## Task instructions:
Scan the data that follows and count the lines with the string "java"; answer with the count alone.

## Provided material:
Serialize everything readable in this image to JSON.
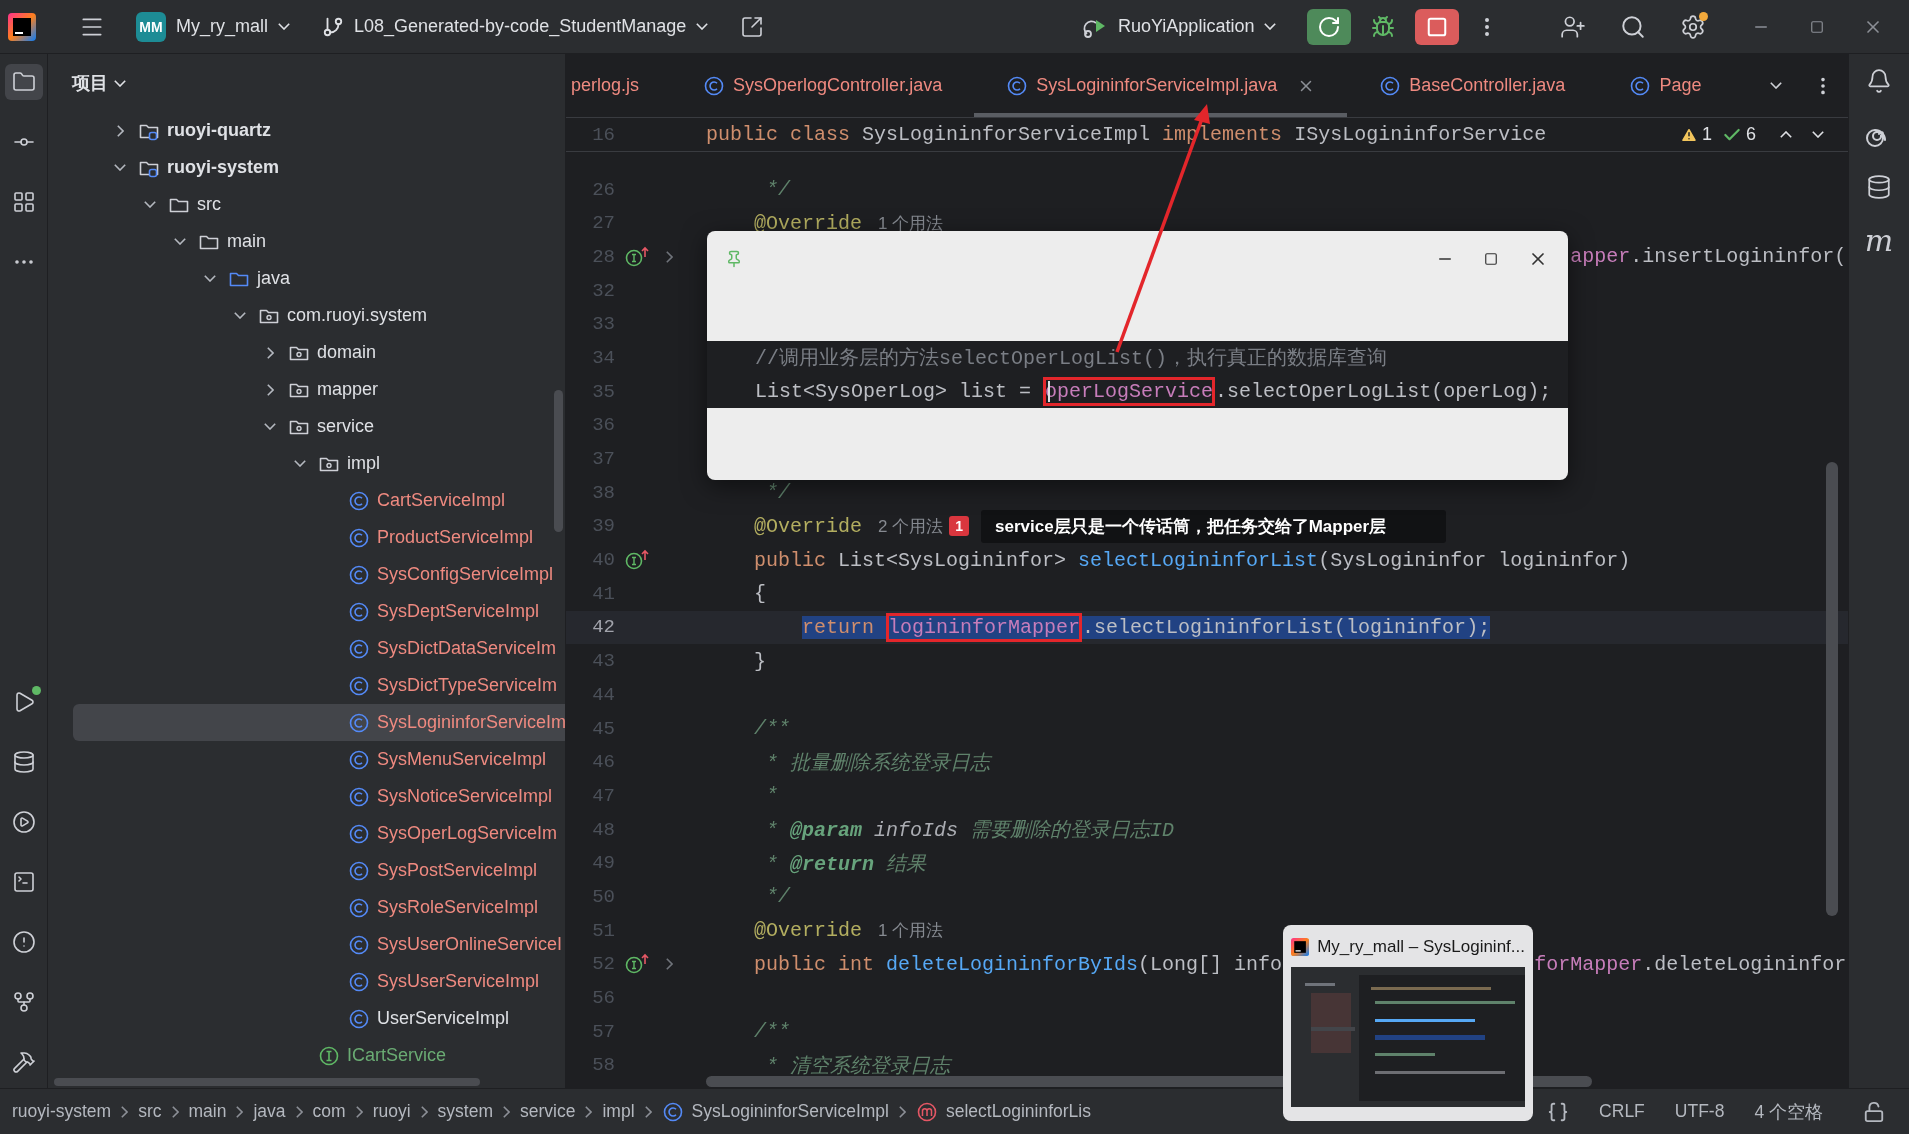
{
  "toolbar": {
    "project_badge": "MM",
    "project": "My_ry_mall",
    "branch": "L08_Generated-by-code_StudentManage",
    "run_config": "RuoYiApplication"
  },
  "left_toolbar": {
    "top": [
      {
        "kind": "project",
        "selected": true,
        "badge": false
      },
      {
        "kind": "commit",
        "selected": false,
        "badge": false
      },
      {
        "kind": "structure",
        "selected": false,
        "badge": false
      },
      {
        "kind": "more",
        "selected": false,
        "badge": false
      }
    ],
    "bottom": [
      {
        "kind": "run",
        "selected": false,
        "badge": true
      },
      {
        "kind": "database",
        "selected": false,
        "badge": false
      },
      {
        "kind": "services",
        "selected": false,
        "badge": false
      },
      {
        "kind": "terminal",
        "selected": false,
        "badge": false
      },
      {
        "kind": "problems",
        "selected": false,
        "badge": false
      },
      {
        "kind": "git",
        "selected": false,
        "badge": false
      },
      {
        "kind": "build",
        "selected": false,
        "badge": false
      }
    ]
  },
  "project_panel": {
    "title": "项目",
    "tree": [
      {
        "label": "ruoyi-quartz",
        "kind": "module",
        "expanded": false,
        "selected": false,
        "color": "#dfe1e5"
      },
      {
        "label": "ruoyi-system",
        "kind": "module",
        "expanded": true,
        "selected": false,
        "color": "#dfe1e5",
        "children": [
          {
            "label": "src",
            "kind": "folder",
            "expanded": true,
            "selected": false,
            "color": "#dfe1e5",
            "children": [
              {
                "label": "main",
                "kind": "folder",
                "expanded": true,
                "selected": false,
                "color": "#dfe1e5",
                "children": [
                  {
                    "label": "java",
                    "kind": "source",
                    "expanded": true,
                    "selected": false,
                    "color": "#dfe1e5",
                    "children": [
                      {
                        "label": "com.ruoyi.system",
                        "kind": "package",
                        "expanded": true,
                        "selected": false,
                        "color": "#dfe1e5",
                        "children": [
                          {
                            "label": "domain",
                            "kind": "package",
                            "expanded": false,
                            "selected": false,
                            "color": "#dfe1e5"
                          },
                          {
                            "label": "mapper",
                            "kind": "package",
                            "expanded": false,
                            "selected": false,
                            "color": "#dfe1e5"
                          },
                          {
                            "label": "service",
                            "kind": "package",
                            "expanded": true,
                            "selected": false,
                            "color": "#dfe1e5",
                            "children": [
                              {
                                "label": "impl",
                                "kind": "package",
                                "expanded": true,
                                "selected": false,
                                "color": "#dfe1e5",
                                "children": [
                                  {
                                    "label": "CartServiceImpl",
                                    "kind": "class",
                                    "selected": false,
                                    "color": "#ef8a80"
                                  },
                                  {
                                    "label": "ProductServiceImpl",
                                    "kind": "class",
                                    "selected": false,
                                    "color": "#ef8a80"
                                  },
                                  {
                                    "label": "SysConfigServiceImpl",
                                    "kind": "class",
                                    "selected": false,
                                    "color": "#ef8a80"
                                  },
                                  {
                                    "label": "SysDeptServiceImpl",
                                    "kind": "class",
                                    "selected": false,
                                    "color": "#ef8a80"
                                  },
                                  {
                                    "label": "SysDictDataServiceIm",
                                    "kind": "class",
                                    "selected": false,
                                    "color": "#ef8a80"
                                  },
                                  {
                                    "label": "SysDictTypeServiceIm",
                                    "kind": "class",
                                    "selected": false,
                                    "color": "#ef8a80"
                                  },
                                  {
                                    "label": "SysLogininforServiceIm",
                                    "kind": "class",
                                    "selected": true,
                                    "color": "#ef8a80"
                                  },
                                  {
                                    "label": "SysMenuServiceImpl",
                                    "kind": "class",
                                    "selected": false,
                                    "color": "#ef8a80"
                                  },
                                  {
                                    "label": "SysNoticeServiceImpl",
                                    "kind": "class",
                                    "selected": false,
                                    "color": "#ef8a80"
                                  },
                                  {
                                    "label": "SysOperLogServiceIm",
                                    "kind": "class",
                                    "selected": false,
                                    "color": "#ef8a80"
                                  },
                                  {
                                    "label": "SysPostServiceImpl",
                                    "kind": "class",
                                    "selected": false,
                                    "color": "#ef8a80"
                                  },
                                  {
                                    "label": "SysRoleServiceImpl",
                                    "kind": "class",
                                    "selected": false,
                                    "color": "#ef8a80"
                                  },
                                  {
                                    "label": "SysUserOnlineServiceI",
                                    "kind": "class",
                                    "selected": false,
                                    "color": "#ef8a80"
                                  },
                                  {
                                    "label": "SysUserServiceImpl",
                                    "kind": "class",
                                    "selected": false,
                                    "color": "#ef8a80"
                                  },
                                  {
                                    "label": "UserServiceImpl",
                                    "kind": "class",
                                    "selected": false,
                                    "color": "#dfe1e5"
                                  }
                                ]
                              },
                              {
                                "label": "ICartService",
                                "kind": "interface",
                                "selected": false,
                                "color": "#6aab73"
                              }
                            ]
                          }
                        ]
                      }
                    ]
                  }
                ]
              }
            ]
          }
        ]
      }
    ]
  },
  "tabs": [
    {
      "label": "perlog.js",
      "kind": "js",
      "selected": false,
      "color": "#ef8a80"
    },
    {
      "label": "SysOperlogController.java",
      "kind": "class",
      "selected": false,
      "color": "#ef8a80"
    },
    {
      "label": "SysLogininforServiceImpl.java",
      "kind": "class",
      "selected": true,
      "color": "#ef8a80"
    },
    {
      "label": "BaseController.java",
      "kind": "class",
      "selected": false,
      "color": "#ef8a80"
    },
    {
      "label": "Page",
      "kind": "class",
      "selected": false,
      "color": "#ef8a80"
    }
  ],
  "sticky_line": {
    "number": "16",
    "tokens": [
      {
        "text": "public class ",
        "kind": "keyword"
      },
      {
        "text": "SysLogininforServiceImpl ",
        "kind": "plain"
      },
      {
        "text": "implements ",
        "kind": "keyword"
      },
      {
        "text": "ISysLogininforService",
        "kind": "plain"
      }
    ]
  },
  "inspections": {
    "warnings": "1",
    "weak_warnings": "6"
  },
  "code_lines": [
    {
      "number": "26",
      "selected": false,
      "foldable": false,
      "implements": false,
      "tokens": [
        {
          "text": "     */",
          "kind": "doc"
        }
      ]
    },
    {
      "number": "27",
      "selected": false,
      "foldable": false,
      "implements": false,
      "tokens": [
        {
          "text": "    @Override",
          "kind": "annotation"
        }
      ],
      "hint": "1 个用法"
    },
    {
      "number": "28",
      "selected": false,
      "foldable": true,
      "implements": true,
      "tail": {
        "kind": "popup",
        "tokens": [
          {
            "text": "apper",
            "kind": "field"
          },
          {
            "text": ".insertLogininfor(",
            "kind": "plain"
          }
        ]
      }
    },
    {
      "number": "32",
      "selected": false,
      "foldable": false,
      "implements": false
    },
    {
      "number": "33",
      "selected": false,
      "foldable": false,
      "implements": false
    },
    {
      "number": "34",
      "selected": false,
      "foldable": false,
      "implements": false
    },
    {
      "number": "35",
      "selected": false,
      "foldable": false,
      "implements": false
    },
    {
      "number": "36",
      "selected": false,
      "foldable": false,
      "implements": false
    },
    {
      "number": "37",
      "selected": false,
      "foldable": false,
      "implements": false
    },
    {
      "number": "38",
      "selected": false,
      "foldable": false,
      "implements": false,
      "tokens": [
        {
          "text": "     */",
          "kind": "doc"
        }
      ]
    },
    {
      "number": "39",
      "selected": false,
      "foldable": false,
      "implements": false,
      "tokens": [
        {
          "text": "    @Override",
          "kind": "annotation"
        }
      ],
      "hint": "2 个用法",
      "badge": "1",
      "callout": "service层只是一个传话筒，把任务交给了Mapper层"
    },
    {
      "number": "40",
      "selected": false,
      "foldable": false,
      "implements": true,
      "tokens": [
        {
          "text": "    public ",
          "kind": "keyword"
        },
        {
          "text": "List<SysLogininfor> ",
          "kind": "plain"
        },
        {
          "text": "selectLogininforList",
          "kind": "method"
        },
        {
          "text": "(SysLogininfor logininfor)",
          "kind": "plain"
        }
      ]
    },
    {
      "number": "41",
      "selected": false,
      "foldable": false,
      "implements": false,
      "tokens": [
        {
          "text": "    {",
          "kind": "plain"
        }
      ]
    },
    {
      "number": "42",
      "selected": true,
      "foldable": false,
      "implements": false,
      "tokens": [
        {
          "text": "        return ",
          "kind": "keyword"
        },
        {
          "text": "logininforMapper",
          "kind": "field",
          "boxed": true
        },
        {
          "text": ".selectLogininforList(logininfor);",
          "kind": "plain"
        }
      ]
    },
    {
      "number": "43",
      "selected": false,
      "foldable": false,
      "implements": false,
      "tokens": [
        {
          "text": "    }",
          "kind": "plain"
        }
      ]
    },
    {
      "number": "44",
      "selected": false,
      "foldable": false,
      "implements": false
    },
    {
      "number": "45",
      "selected": false,
      "foldable": false,
      "implements": false,
      "tokens": [
        {
          "text": "    /**",
          "kind": "doc"
        }
      ]
    },
    {
      "number": "46",
      "selected": false,
      "foldable": false,
      "implements": false,
      "tokens": [
        {
          "text": "     * 批量删除系统登录日志",
          "kind": "doc"
        }
      ]
    },
    {
      "number": "47",
      "selected": false,
      "foldable": false,
      "implements": false,
      "tokens": [
        {
          "text": "     *",
          "kind": "doc"
        }
      ]
    },
    {
      "number": "48",
      "selected": false,
      "foldable": false,
      "implements": false,
      "tokens": [
        {
          "text": "     * ",
          "kind": "doc"
        },
        {
          "text": "@param ",
          "kind": "doctag"
        },
        {
          "text": "infoIds ",
          "kind": "docparam"
        },
        {
          "text": "需要删除的登录日志ID",
          "kind": "doc"
        }
      ]
    },
    {
      "number": "49",
      "selected": false,
      "foldable": false,
      "implements": false,
      "tokens": [
        {
          "text": "     * ",
          "kind": "doc"
        },
        {
          "text": "@return ",
          "kind": "doctag"
        },
        {
          "text": "结果",
          "kind": "doc"
        }
      ]
    },
    {
      "number": "50",
      "selected": false,
      "foldable": false,
      "implements": false,
      "tokens": [
        {
          "text": "     */",
          "kind": "doc"
        }
      ]
    },
    {
      "number": "51",
      "selected": false,
      "foldable": false,
      "implements": false,
      "tokens": [
        {
          "text": "    @Override",
          "kind": "annotation"
        }
      ],
      "hint": "1 个用法"
    },
    {
      "number": "52",
      "selected": false,
      "foldable": true,
      "implements": true,
      "tokens": [
        {
          "text": "    public int ",
          "kind": "keyword"
        },
        {
          "text": "deleteLogininforByIds",
          "kind": "method"
        },
        {
          "text": "(Long[] info",
          "kind": "plain"
        }
      ],
      "tail": {
        "kind": "preview",
        "tokens": [
          {
            "text": "forMapper",
            "kind": "field"
          },
          {
            "text": ".deleteLogininfor",
            "kind": "plain"
          }
        ]
      }
    },
    {
      "number": "56",
      "selected": false,
      "foldable": false,
      "implements": false
    },
    {
      "number": "57",
      "selected": false,
      "foldable": false,
      "implements": false,
      "tokens": [
        {
          "text": "    /**",
          "kind": "doc"
        }
      ]
    },
    {
      "number": "58",
      "selected": false,
      "foldable": false,
      "implements": false,
      "tokens": [
        {
          "text": "     * 清空系统登录日志",
          "kind": "doc"
        }
      ]
    }
  ],
  "popup": {
    "lines": [
      {
        "tokens": [
          {
            "text": "    //调用业务层的方法selectOperLogList()，执行真正的数据库查询",
            "kind": "comment"
          }
        ]
      },
      {
        "tokens": [
          {
            "text": "    List<SysOperLog> list = ",
            "kind": "plain"
          },
          {
            "text": "operLogService",
            "kind": "field",
            "boxed": true,
            "cursor": true
          },
          {
            "text": ".selectOperLogList(operLog);",
            "kind": "plain"
          }
        ]
      }
    ]
  },
  "breadcrumbs": [
    {
      "label": "ruoyi-system",
      "kind": "plain"
    },
    {
      "label": "src",
      "kind": "plain"
    },
    {
      "label": "main",
      "kind": "plain"
    },
    {
      "label": "java",
      "kind": "plain"
    },
    {
      "label": "com",
      "kind": "plain"
    },
    {
      "label": "ruoyi",
      "kind": "plain"
    },
    {
      "label": "system",
      "kind": "plain"
    },
    {
      "label": "service",
      "kind": "plain"
    },
    {
      "label": "impl",
      "kind": "plain"
    },
    {
      "label": "SysLogininforServiceImpl",
      "kind": "class"
    },
    {
      "label": "selectLogininforLis",
      "kind": "method"
    }
  ],
  "status": {
    "line_separator": "CRLF",
    "encoding": "UTF-8",
    "indent": "4 个空格"
  },
  "preview": {
    "title": "My_ry_mall – SysLogininf..."
  },
  "right_toolbar": {
    "maven_label": "m"
  }
}
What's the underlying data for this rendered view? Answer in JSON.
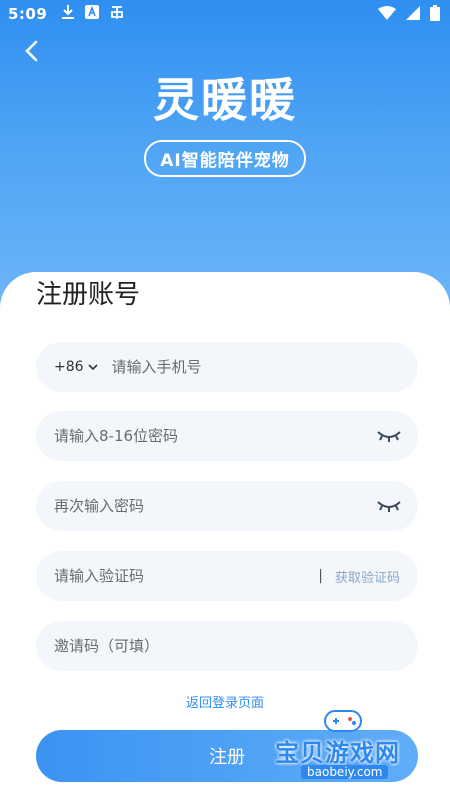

## In response:
5